* [Exercise requirements]: In the data that follows, count every line holding the string "watermark" and give the count alone.

* [Material for this task]:
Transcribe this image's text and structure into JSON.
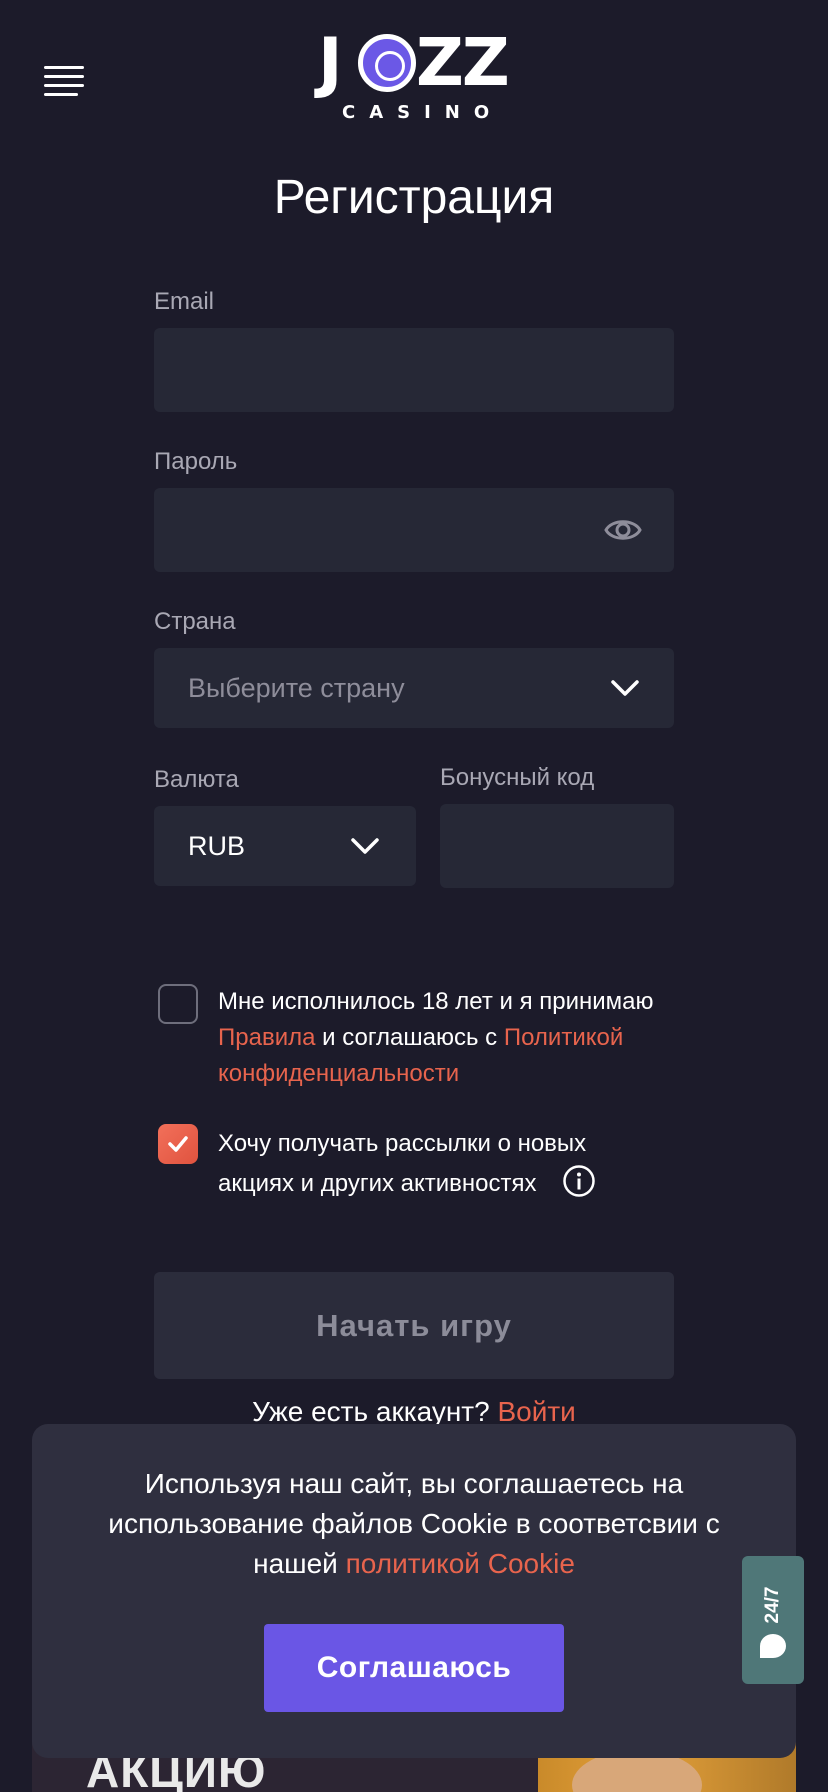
{
  "header": {
    "menu_icon": "hamburger-menu-icon",
    "logo": {
      "word": "JOZZ",
      "subword": "CASINO"
    }
  },
  "page": {
    "title": "Регистрация"
  },
  "form": {
    "email": {
      "label": "Email",
      "value": "",
      "placeholder": ""
    },
    "password": {
      "label": "Пароль",
      "value": "",
      "toggle_icon": "eye-icon"
    },
    "country": {
      "label": "Страна",
      "placeholder": "Выберите страну",
      "icon": "chevron-down-icon"
    },
    "currency": {
      "label": "Валюта",
      "value": "RUB",
      "icon": "chevron-down-icon"
    },
    "bonus": {
      "label": "Бонусный код",
      "value": ""
    },
    "terms": {
      "checked": false,
      "text_1": "Мне исполнилось 18 лет и я принимаю",
      "rules_link": "Правила",
      "text_2": " и соглашаюсь с ",
      "privacy_link_1": "Политикой",
      "privacy_link_2": "конфиденциальности"
    },
    "newsletter": {
      "checked": true,
      "text_1": "Хочу получать рассылки о новых",
      "text_2": "акциях и других активностях",
      "info_icon": "info-icon"
    },
    "submit_label": "Начать игру",
    "login_prompt": "Уже есть аккаунт? ",
    "login_link": "Войти"
  },
  "cookie_banner": {
    "text_1": "Используя наш сайт, вы соглашаетесь на использование файлов Cookie в соответсвии с нашей ",
    "link": "политикой Cookie",
    "button_label": "Соглашаюсь"
  },
  "support": {
    "label": "24/7",
    "icon": "chat-bubble-icon"
  },
  "promo_peek": {
    "text": "АКЦИЮ"
  },
  "colors": {
    "background": "#1c1b2a",
    "field": "#262836",
    "accent": "#e8644d",
    "primary": "#6a56e5",
    "support": "#4f7778"
  }
}
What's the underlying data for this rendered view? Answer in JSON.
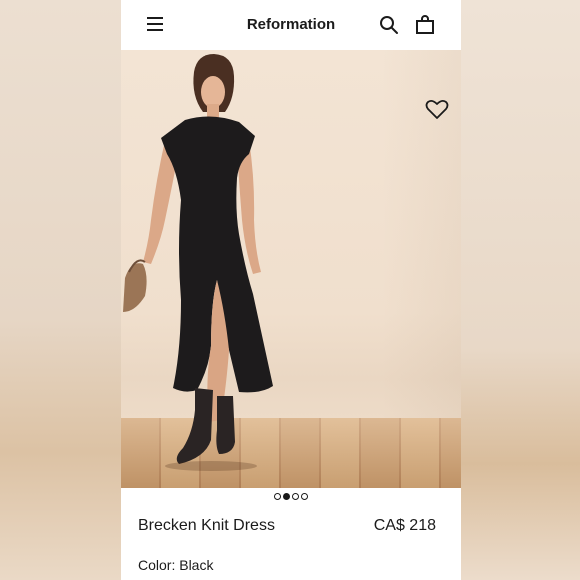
{
  "app": {
    "brand": "Reformation"
  },
  "header": {
    "icons": {
      "menu": "menu-icon",
      "search": "search-icon",
      "bag": "shopping-bag-icon"
    }
  },
  "gallery": {
    "favorite_icon": "heart-icon",
    "pages_total": 4,
    "active_page": 2
  },
  "product": {
    "name": "Brecken Knit Dress",
    "price": "CA$ 218",
    "color_label": "Color:",
    "color_value": "Black",
    "color_line": "Color: Black"
  }
}
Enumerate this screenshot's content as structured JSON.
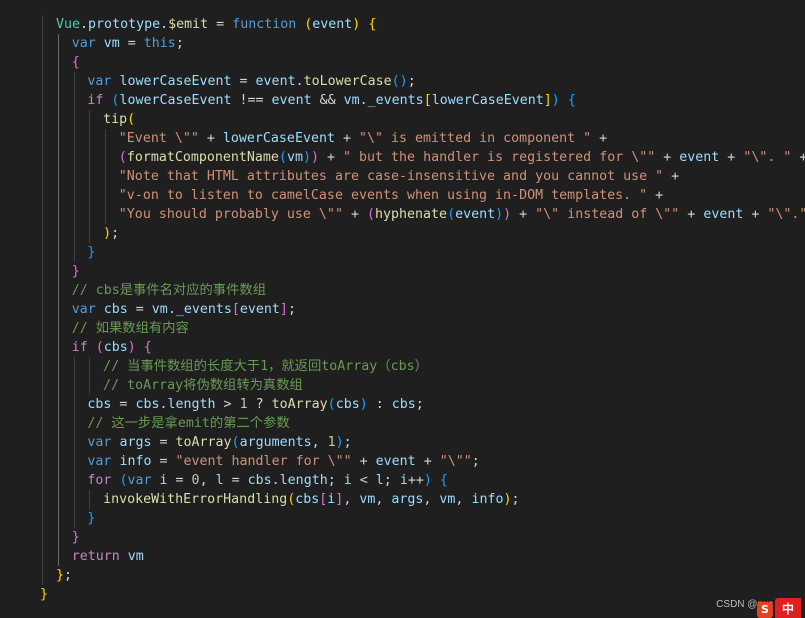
{
  "editor": {
    "language": "javascript",
    "theme": "dark",
    "lines": [
      {
        "indent": 0,
        "tokens": [
          [
            "Vue",
            "cls"
          ],
          [
            ".",
            "op"
          ],
          [
            "prototype",
            "var"
          ],
          [
            ".",
            "op"
          ],
          [
            "$emit",
            "fn"
          ],
          [
            " = ",
            "op"
          ],
          [
            "function",
            "kw"
          ],
          [
            " ",
            "op"
          ],
          [
            "(",
            "pr1"
          ],
          [
            "event",
            "var"
          ],
          [
            ")",
            "pr1"
          ],
          [
            " ",
            "op"
          ],
          [
            "{",
            "pr1"
          ]
        ]
      },
      {
        "indent": 1,
        "tokens": [
          [
            "var",
            "kw"
          ],
          [
            " ",
            "op"
          ],
          [
            "vm",
            "var"
          ],
          [
            " = ",
            "op"
          ],
          [
            "this",
            "kw"
          ],
          [
            ";",
            "op"
          ]
        ]
      },
      {
        "indent": 1,
        "tokens": [
          [
            "{",
            "pr2"
          ]
        ]
      },
      {
        "indent": 2,
        "tokens": [
          [
            "var",
            "kw"
          ],
          [
            " ",
            "op"
          ],
          [
            "lowerCaseEvent",
            "var"
          ],
          [
            " = ",
            "op"
          ],
          [
            "event",
            "var"
          ],
          [
            ".",
            "op"
          ],
          [
            "toLowerCase",
            "fn"
          ],
          [
            "(",
            "pr3"
          ],
          [
            ")",
            "pr3"
          ],
          [
            ";",
            "op"
          ]
        ]
      },
      {
        "indent": 2,
        "tokens": [
          [
            "if",
            "kw2"
          ],
          [
            " ",
            "op"
          ],
          [
            "(",
            "pr3"
          ],
          [
            "lowerCaseEvent",
            "var"
          ],
          [
            " !== ",
            "op"
          ],
          [
            "event",
            "var"
          ],
          [
            " && ",
            "op"
          ],
          [
            "vm",
            "var"
          ],
          [
            ".",
            "op"
          ],
          [
            "_events",
            "var"
          ],
          [
            "[",
            "pr1"
          ],
          [
            "lowerCaseEvent",
            "var"
          ],
          [
            "]",
            "pr1"
          ],
          [
            ")",
            "pr3"
          ],
          [
            " ",
            "op"
          ],
          [
            "{",
            "pr3"
          ]
        ]
      },
      {
        "indent": 3,
        "tokens": [
          [
            "tip",
            "fn"
          ],
          [
            "(",
            "pr1"
          ]
        ]
      },
      {
        "indent": 4,
        "tokens": [
          [
            "\"Event \\\"\"",
            "str"
          ],
          [
            " + ",
            "op"
          ],
          [
            "lowerCaseEvent",
            "var"
          ],
          [
            " + ",
            "op"
          ],
          [
            "\"\\\" is emitted in component \"",
            "str"
          ],
          [
            " +",
            "op"
          ]
        ]
      },
      {
        "indent": 4,
        "tokens": [
          [
            "(",
            "pr2"
          ],
          [
            "formatComponentName",
            "fn"
          ],
          [
            "(",
            "pr3"
          ],
          [
            "vm",
            "var"
          ],
          [
            ")",
            "pr3"
          ],
          [
            ")",
            "pr2"
          ],
          [
            " + ",
            "op"
          ],
          [
            "\" but the handler is registered for \\\"\"",
            "str"
          ],
          [
            " + ",
            "op"
          ],
          [
            "event",
            "var"
          ],
          [
            " + ",
            "op"
          ],
          [
            "\"\\\". \"",
            "str"
          ],
          [
            " +",
            "op"
          ]
        ]
      },
      {
        "indent": 4,
        "tokens": [
          [
            "\"Note that HTML attributes are case-insensitive and you cannot use \"",
            "str"
          ],
          [
            " +",
            "op"
          ]
        ]
      },
      {
        "indent": 4,
        "tokens": [
          [
            "\"v-on to listen to camelCase events when using in-DOM templates. \"",
            "str"
          ],
          [
            " +",
            "op"
          ]
        ]
      },
      {
        "indent": 4,
        "tokens": [
          [
            "\"You should probably use \\\"\"",
            "str"
          ],
          [
            " + ",
            "op"
          ],
          [
            "(",
            "pr2"
          ],
          [
            "hyphenate",
            "fn"
          ],
          [
            "(",
            "pr3"
          ],
          [
            "event",
            "var"
          ],
          [
            ")",
            "pr3"
          ],
          [
            ")",
            "pr2"
          ],
          [
            " + ",
            "op"
          ],
          [
            "\"\\\" instead of \\\"\"",
            "str"
          ],
          [
            " + ",
            "op"
          ],
          [
            "event",
            "var"
          ],
          [
            " + ",
            "op"
          ],
          [
            "\"\\\".\"",
            "str"
          ]
        ]
      },
      {
        "indent": 3,
        "tokens": [
          [
            ")",
            "pr1"
          ],
          [
            ";",
            "op"
          ]
        ]
      },
      {
        "indent": 2,
        "tokens": [
          [
            "}",
            "pr3"
          ]
        ]
      },
      {
        "indent": 1,
        "tokens": [
          [
            "}",
            "pr2"
          ]
        ]
      },
      {
        "indent": 1,
        "tokens": [
          [
            "// cbs是事件名对应的事件数组",
            "cmt"
          ]
        ]
      },
      {
        "indent": 1,
        "tokens": [
          [
            "var",
            "kw"
          ],
          [
            " ",
            "op"
          ],
          [
            "cbs",
            "var"
          ],
          [
            " = ",
            "op"
          ],
          [
            "vm",
            "var"
          ],
          [
            ".",
            "op"
          ],
          [
            "_events",
            "var"
          ],
          [
            "[",
            "pr2"
          ],
          [
            "event",
            "var"
          ],
          [
            "]",
            "pr2"
          ],
          [
            ";",
            "op"
          ]
        ]
      },
      {
        "indent": 1,
        "tokens": [
          [
            "// 如果数组有内容",
            "cmt"
          ]
        ]
      },
      {
        "indent": 1,
        "tokens": [
          [
            "if",
            "kw2"
          ],
          [
            " ",
            "op"
          ],
          [
            "(",
            "pr2"
          ],
          [
            "cbs",
            "var"
          ],
          [
            ")",
            "pr2"
          ],
          [
            " ",
            "op"
          ],
          [
            "{",
            "pr2"
          ]
        ]
      },
      {
        "indent": 3,
        "tokens": [
          [
            "// 当事件数组的长度大于1，就返回toArray（cbs）",
            "cmt"
          ]
        ]
      },
      {
        "indent": 3,
        "tokens": [
          [
            "// toArray将伪数组转为真数组",
            "cmt"
          ]
        ]
      },
      {
        "indent": 2,
        "tokens": [
          [
            "cbs",
            "var"
          ],
          [
            " = ",
            "op"
          ],
          [
            "cbs",
            "var"
          ],
          [
            ".",
            "op"
          ],
          [
            "length",
            "var"
          ],
          [
            " > ",
            "op"
          ],
          [
            "1",
            "num"
          ],
          [
            " ? ",
            "op"
          ],
          [
            "toArray",
            "fn"
          ],
          [
            "(",
            "pr3"
          ],
          [
            "cbs",
            "var"
          ],
          [
            ")",
            "pr3"
          ],
          [
            " : ",
            "op"
          ],
          [
            "cbs",
            "var"
          ],
          [
            ";",
            "op"
          ]
        ]
      },
      {
        "indent": 2,
        "tokens": [
          [
            "// 这一步是拿emit的第二个参数",
            "cmt"
          ]
        ]
      },
      {
        "indent": 2,
        "tokens": [
          [
            "var",
            "kw"
          ],
          [
            " ",
            "op"
          ],
          [
            "args",
            "var"
          ],
          [
            " = ",
            "op"
          ],
          [
            "toArray",
            "fn"
          ],
          [
            "(",
            "pr3"
          ],
          [
            "arguments",
            "var"
          ],
          [
            ", ",
            "op"
          ],
          [
            "1",
            "num"
          ],
          [
            ")",
            "pr3"
          ],
          [
            ";",
            "op"
          ]
        ]
      },
      {
        "indent": 2,
        "tokens": [
          [
            "var",
            "kw"
          ],
          [
            " ",
            "op"
          ],
          [
            "info",
            "var"
          ],
          [
            " = ",
            "op"
          ],
          [
            "\"event handler for \\\"\"",
            "str"
          ],
          [
            " + ",
            "op"
          ],
          [
            "event",
            "var"
          ],
          [
            " + ",
            "op"
          ],
          [
            "\"\\\"\"",
            "str"
          ],
          [
            ";",
            "op"
          ]
        ]
      },
      {
        "indent": 2,
        "tokens": [
          [
            "for",
            "kw2"
          ],
          [
            " ",
            "op"
          ],
          [
            "(",
            "pr3"
          ],
          [
            "var",
            "kw"
          ],
          [
            " ",
            "op"
          ],
          [
            "i",
            "var"
          ],
          [
            " = ",
            "op"
          ],
          [
            "0",
            "num"
          ],
          [
            ", ",
            "op"
          ],
          [
            "l",
            "var"
          ],
          [
            " = ",
            "op"
          ],
          [
            "cbs",
            "var"
          ],
          [
            ".",
            "op"
          ],
          [
            "length",
            "var"
          ],
          [
            "; ",
            "op"
          ],
          [
            "i",
            "var"
          ],
          [
            " < ",
            "op"
          ],
          [
            "l",
            "var"
          ],
          [
            "; ",
            "op"
          ],
          [
            "i",
            "var"
          ],
          [
            "++",
            "op"
          ],
          [
            ")",
            "pr3"
          ],
          [
            " ",
            "op"
          ],
          [
            "{",
            "pr3"
          ]
        ]
      },
      {
        "indent": 3,
        "tokens": [
          [
            "invokeWithErrorHandling",
            "fn"
          ],
          [
            "(",
            "pr1"
          ],
          [
            "cbs",
            "var"
          ],
          [
            "[",
            "pr2"
          ],
          [
            "i",
            "var"
          ],
          [
            "]",
            "pr2"
          ],
          [
            ", ",
            "op"
          ],
          [
            "vm",
            "var"
          ],
          [
            ", ",
            "op"
          ],
          [
            "args",
            "var"
          ],
          [
            ", ",
            "op"
          ],
          [
            "vm",
            "var"
          ],
          [
            ", ",
            "op"
          ],
          [
            "info",
            "var"
          ],
          [
            ")",
            "pr1"
          ],
          [
            ";",
            "op"
          ]
        ]
      },
      {
        "indent": 2,
        "tokens": [
          [
            "}",
            "pr3"
          ]
        ]
      },
      {
        "indent": 1,
        "tokens": [
          [
            "}",
            "pr2"
          ]
        ]
      },
      {
        "indent": 1,
        "tokens": [
          [
            "return",
            "kw2"
          ],
          [
            " ",
            "op"
          ],
          [
            "vm",
            "var"
          ]
        ]
      },
      {
        "indent": 0,
        "tokens": [
          [
            "}",
            "pr1"
          ],
          [
            ";",
            "op"
          ]
        ]
      },
      {
        "indent": -1,
        "tokens": [
          [
            "}",
            "pr1"
          ]
        ]
      }
    ]
  },
  "watermark": "CSDN @rwc",
  "ime_badge": "中",
  "s_icon": "S"
}
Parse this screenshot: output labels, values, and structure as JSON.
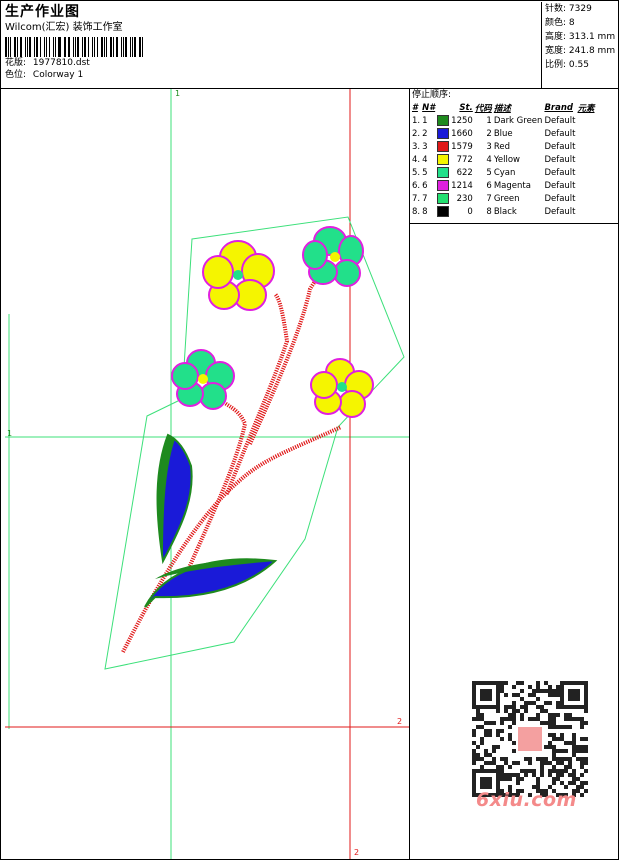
{
  "header": {
    "title": "生产作业图",
    "company": "Wilcom(汇宏) 装饰工作室",
    "pattern_label": "花版:",
    "pattern_value": "1977810.dst",
    "color_label": "色位:",
    "color_value": "Colorway 1"
  },
  "stats": [
    {
      "label": "针数",
      "value": "7329"
    },
    {
      "label": "颜色",
      "value": "8"
    },
    {
      "label": "高度",
      "value": "313.1 mm"
    },
    {
      "label": "宽度",
      "value": "241.8 mm"
    },
    {
      "label": "比例",
      "value": "0.55"
    }
  ],
  "stop_sequence": {
    "heading": "停止顺序:",
    "columns": [
      "#",
      "N#",
      "St.",
      "代码",
      "描述",
      "Brand",
      "元素"
    ],
    "rows": [
      {
        "idx": "1.",
        "n": "1",
        "color": "#1e8a1e",
        "st": "1250",
        "code": "1",
        "desc": "Dark Green",
        "brand": "Default"
      },
      {
        "idx": "2.",
        "n": "2",
        "color": "#1a1ad8",
        "st": "1660",
        "code": "2",
        "desc": "Blue",
        "brand": "Default"
      },
      {
        "idx": "3.",
        "n": "3",
        "color": "#e01818",
        "st": "1579",
        "code": "3",
        "desc": "Red",
        "brand": "Default"
      },
      {
        "idx": "4.",
        "n": "4",
        "color": "#f5f500",
        "st": "772",
        "code": "4",
        "desc": "Yellow",
        "brand": "Default"
      },
      {
        "idx": "5.",
        "n": "5",
        "color": "#22e08a",
        "st": "622",
        "code": "5",
        "desc": "Cyan",
        "brand": "Default"
      },
      {
        "idx": "6.",
        "n": "6",
        "color": "#e020e0",
        "st": "1214",
        "code": "6",
        "desc": "Magenta",
        "brand": "Default"
      },
      {
        "idx": "7.",
        "n": "7",
        "color": "#22e070",
        "st": "230",
        "code": "7",
        "desc": "Green",
        "brand": "Default"
      },
      {
        "idx": "8.",
        "n": "8",
        "color": "#000000",
        "st": "0",
        "code": "8",
        "desc": "Black",
        "brand": "Default"
      }
    ]
  },
  "design_marks": {
    "green_top": "1",
    "green_left": "1",
    "red_right": "2",
    "red_bottom": "2"
  },
  "watermark": "6xiu.com"
}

* [Exercise response]: 2